WHAT YOU NEED TO DO: Collect every line that includes the string "dans".

RECORDED DATA:
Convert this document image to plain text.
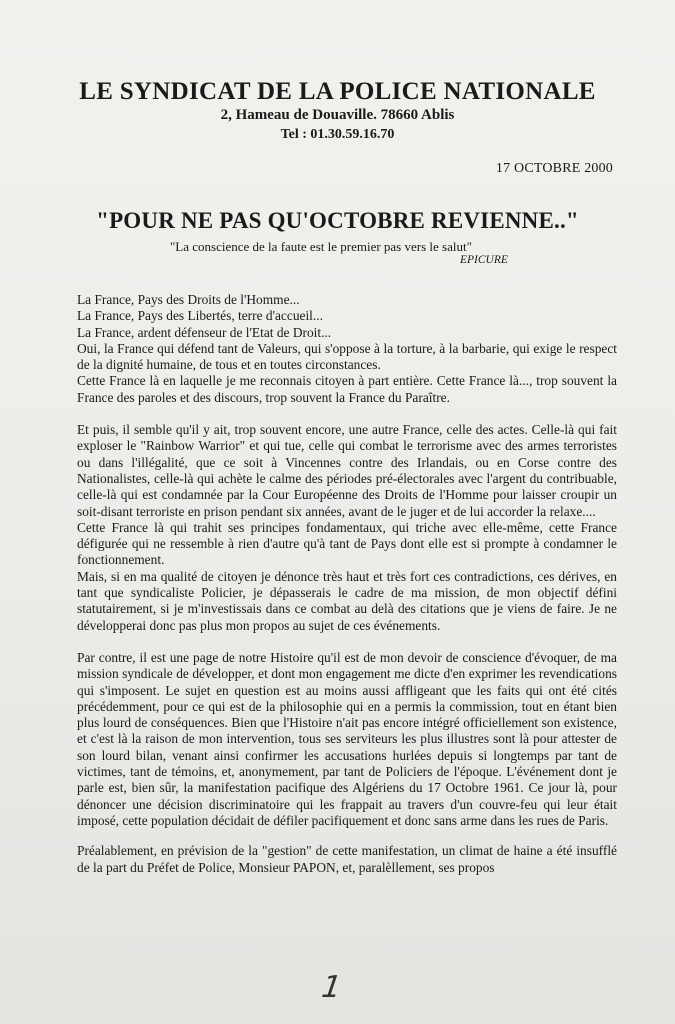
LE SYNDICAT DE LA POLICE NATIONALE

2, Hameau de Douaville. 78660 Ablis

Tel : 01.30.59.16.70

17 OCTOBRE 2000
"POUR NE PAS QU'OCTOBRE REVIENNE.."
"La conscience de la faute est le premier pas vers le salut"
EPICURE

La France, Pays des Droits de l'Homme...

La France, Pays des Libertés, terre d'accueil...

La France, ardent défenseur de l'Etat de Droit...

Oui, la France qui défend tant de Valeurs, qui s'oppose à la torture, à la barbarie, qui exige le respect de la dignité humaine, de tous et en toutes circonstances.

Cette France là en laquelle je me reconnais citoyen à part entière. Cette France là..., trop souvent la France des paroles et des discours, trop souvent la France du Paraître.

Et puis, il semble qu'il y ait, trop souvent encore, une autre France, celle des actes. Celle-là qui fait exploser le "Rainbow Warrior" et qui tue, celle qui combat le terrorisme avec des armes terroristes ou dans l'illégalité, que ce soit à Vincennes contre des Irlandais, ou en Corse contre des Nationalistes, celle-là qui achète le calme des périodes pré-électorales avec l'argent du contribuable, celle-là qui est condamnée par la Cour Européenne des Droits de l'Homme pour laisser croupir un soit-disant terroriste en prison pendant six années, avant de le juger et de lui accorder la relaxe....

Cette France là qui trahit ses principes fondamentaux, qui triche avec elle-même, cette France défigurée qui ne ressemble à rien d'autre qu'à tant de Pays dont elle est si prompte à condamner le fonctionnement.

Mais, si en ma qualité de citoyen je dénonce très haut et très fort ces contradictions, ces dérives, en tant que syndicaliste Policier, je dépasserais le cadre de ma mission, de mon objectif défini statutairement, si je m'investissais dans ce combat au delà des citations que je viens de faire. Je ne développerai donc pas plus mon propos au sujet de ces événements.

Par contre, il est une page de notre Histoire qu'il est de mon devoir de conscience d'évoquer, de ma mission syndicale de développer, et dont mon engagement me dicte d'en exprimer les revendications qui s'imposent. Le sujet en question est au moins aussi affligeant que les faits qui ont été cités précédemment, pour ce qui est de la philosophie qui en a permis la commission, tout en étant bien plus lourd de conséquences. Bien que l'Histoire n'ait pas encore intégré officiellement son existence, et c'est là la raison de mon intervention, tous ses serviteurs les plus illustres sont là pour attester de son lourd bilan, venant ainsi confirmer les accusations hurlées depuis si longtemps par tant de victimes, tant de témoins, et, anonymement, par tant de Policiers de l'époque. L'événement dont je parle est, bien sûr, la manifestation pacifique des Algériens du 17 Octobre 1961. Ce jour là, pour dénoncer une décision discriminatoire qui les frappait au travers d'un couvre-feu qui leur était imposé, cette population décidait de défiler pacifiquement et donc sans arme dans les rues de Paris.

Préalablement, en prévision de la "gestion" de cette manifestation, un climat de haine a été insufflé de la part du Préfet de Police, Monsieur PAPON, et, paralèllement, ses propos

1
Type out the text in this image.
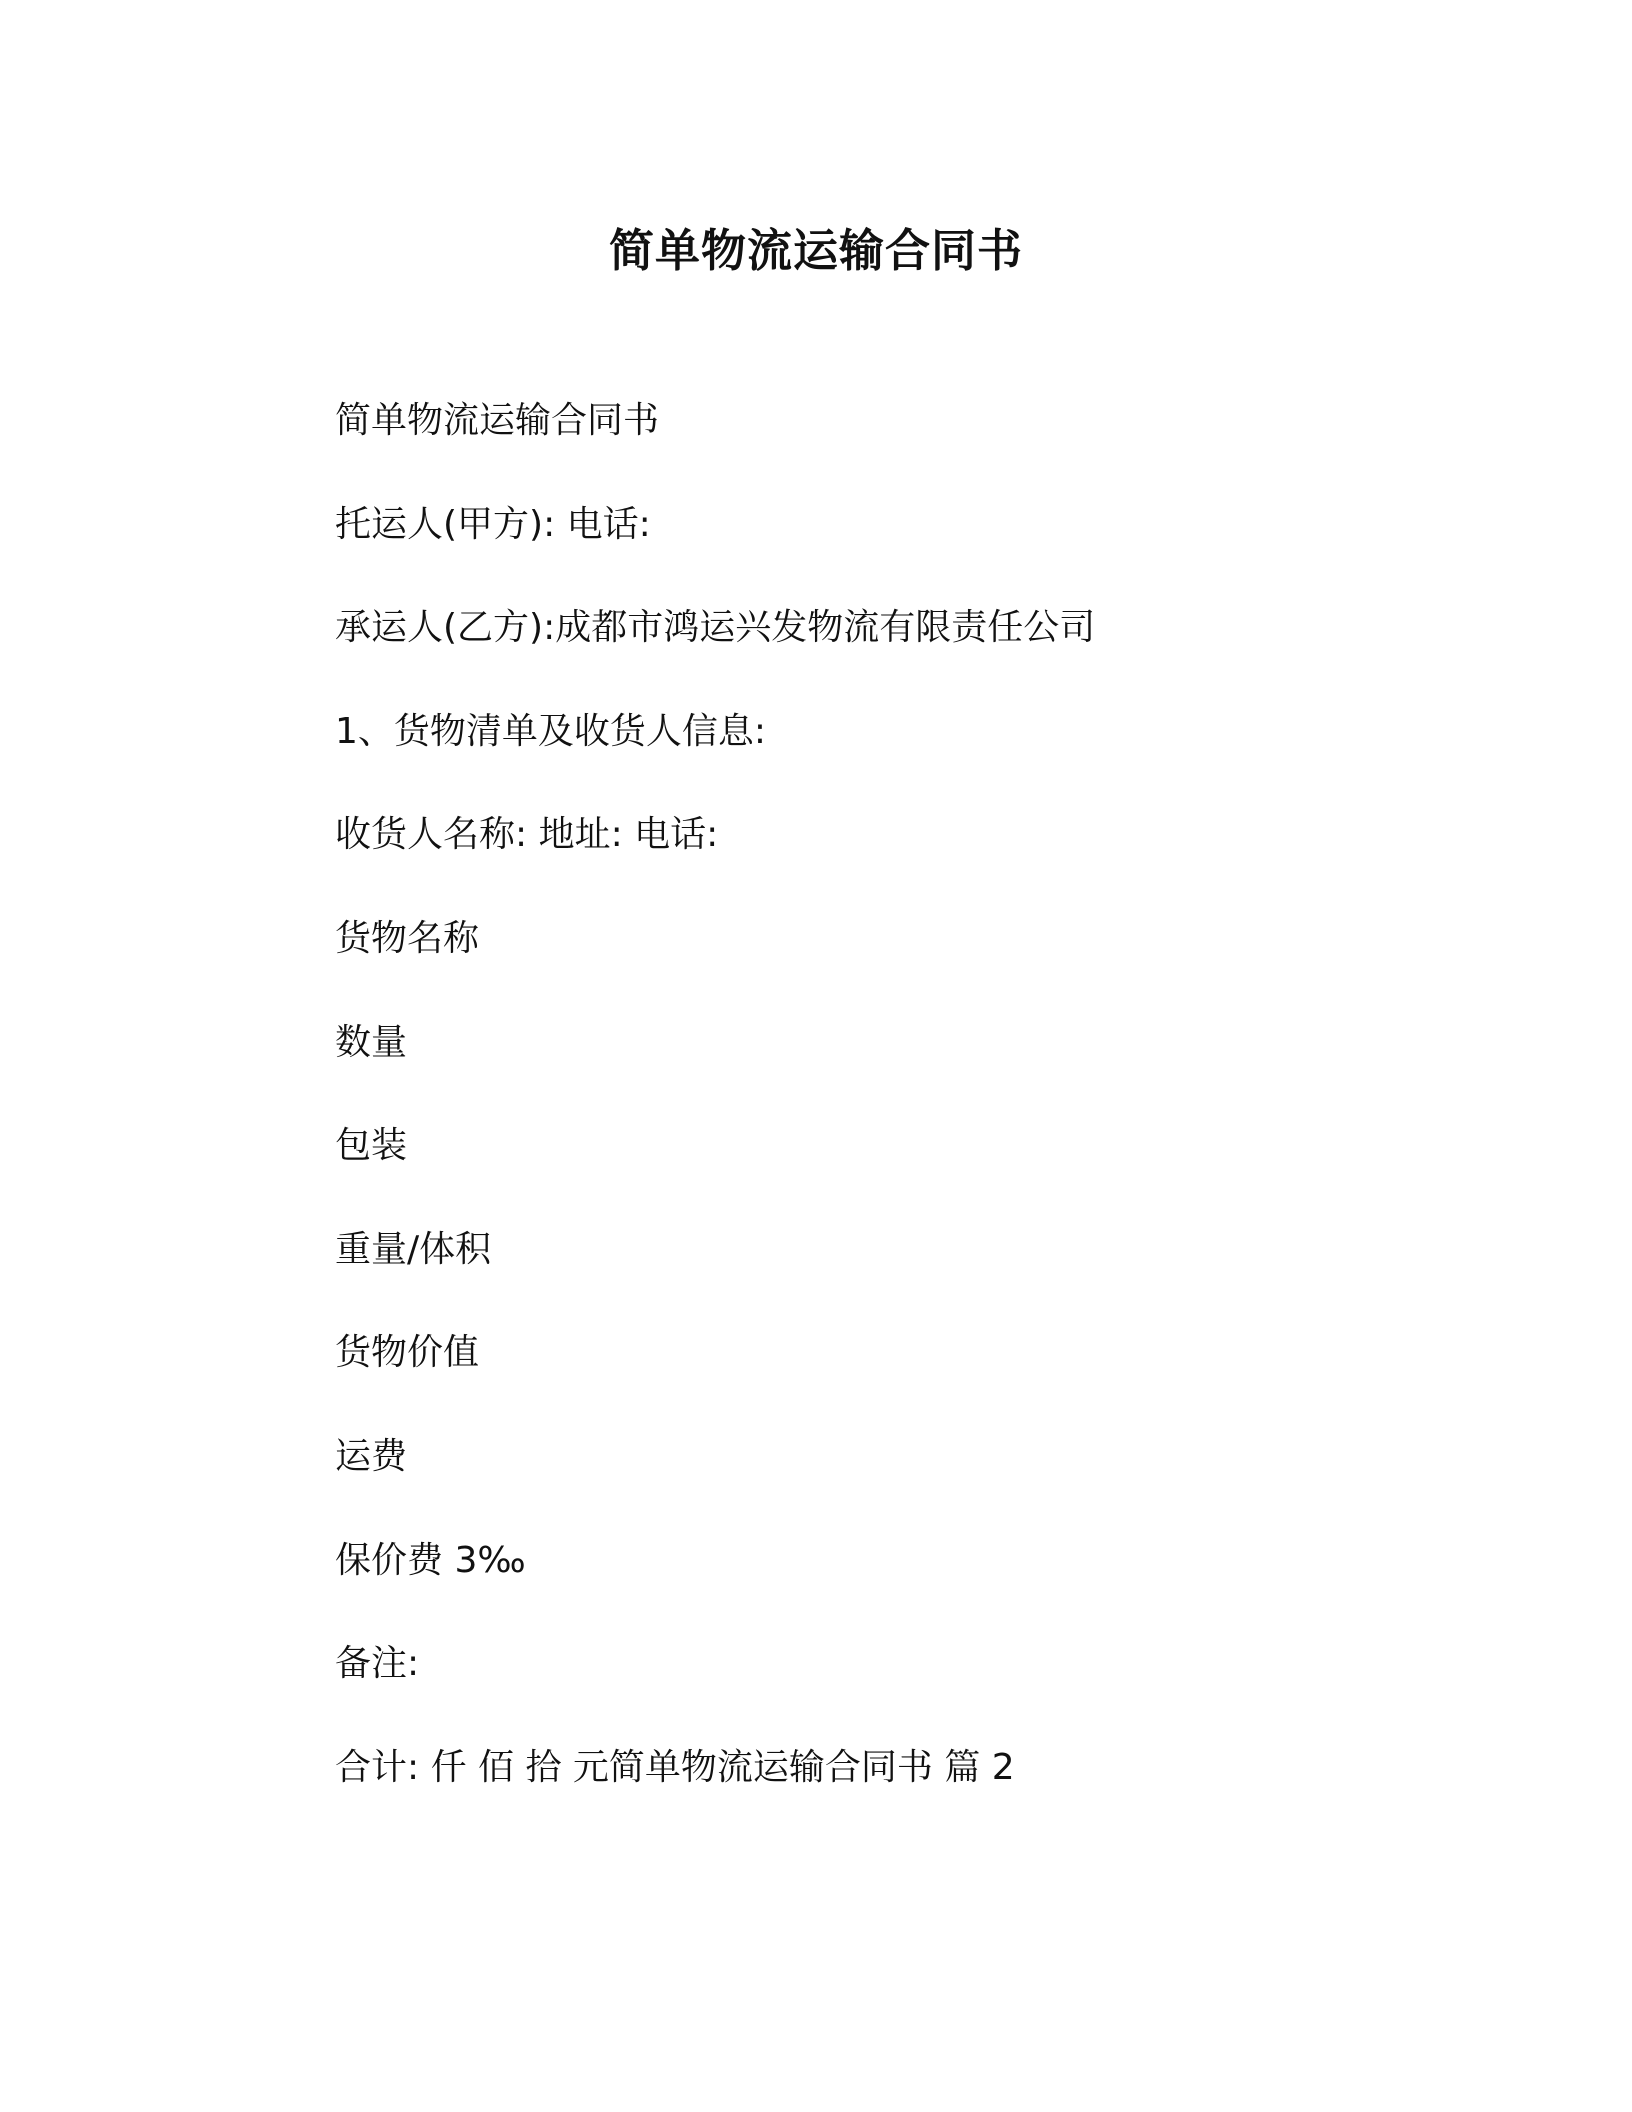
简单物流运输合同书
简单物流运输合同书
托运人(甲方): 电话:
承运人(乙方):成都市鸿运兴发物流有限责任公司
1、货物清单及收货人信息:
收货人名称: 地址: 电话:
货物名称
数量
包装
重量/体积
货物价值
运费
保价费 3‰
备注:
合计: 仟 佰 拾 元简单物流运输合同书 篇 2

COMPLETE RESPONSE:
Et puis, il semble qu'il y ait, trop souvent encore, une autre France, celle des actes. Celle-là qui fait exploser le "Rainbow Warrior" et qui tue, celle qui combat le terrorisme avec des armes terroristes ou dans l'illégalité, que ce soit à Vincennes contre des Irlandais, ou en Corse contre des Nationalistes, celle-là qui achète le calme des périodes pré-électorales avec l'argent du contribuable, celle-là qui est condamnée par la Cour Européenne des Droits de l'Homme pour laisser croupir un soit-disant terroriste en prison pendant six années, avant de le juger et de lui accorder la relaxe....
Mais, si en ma qualité de citoyen je dénonce très haut et très fort ces contradictions, ces dérives, en tant que syndicaliste Policier, je dépasserais le cadre de ma mission, de mon objectif défini statutairement, si je m'investissais dans ce combat au delà des citations que je viens de faire. Je ne développerai donc pas plus mon propos au sujet de ces événements.
Par contre, il est une page de notre Histoire qu'il est de mon devoir de conscience d'évoquer, de ma mission syndicale de développer, et dont mon engagement me dicte d'en exprimer les revendications qui s'imposent. Le sujet en question est au moins aussi affligeant que les faits qui ont été cités précédemment, pour ce qui est de la philosophie qui en a permis la commission, tout en étant bien plus lourd de conséquences. Bien que l'Histoire n'ait pas encore intégré officiellement son existence, et c'est là la raison de mon intervention, tous ses serviteurs les plus illustres sont là pour attester de son lourd bilan, venant ainsi confirmer les accusations hurlées depuis si longtemps par tant de victimes, tant de témoins, et, anonymement, par tant de Policiers de l'époque. L'événement dont je parle est, bien sûr, la manifestation pacifique des Algériens du 17 Octobre 1961. Ce jour là, pour dénoncer une décision discriminatoire qui les frappait au travers d'un couvre-feu qui leur était imposé, cette population décidait de défiler pacifiquement et donc sans arme dans les rues de Paris.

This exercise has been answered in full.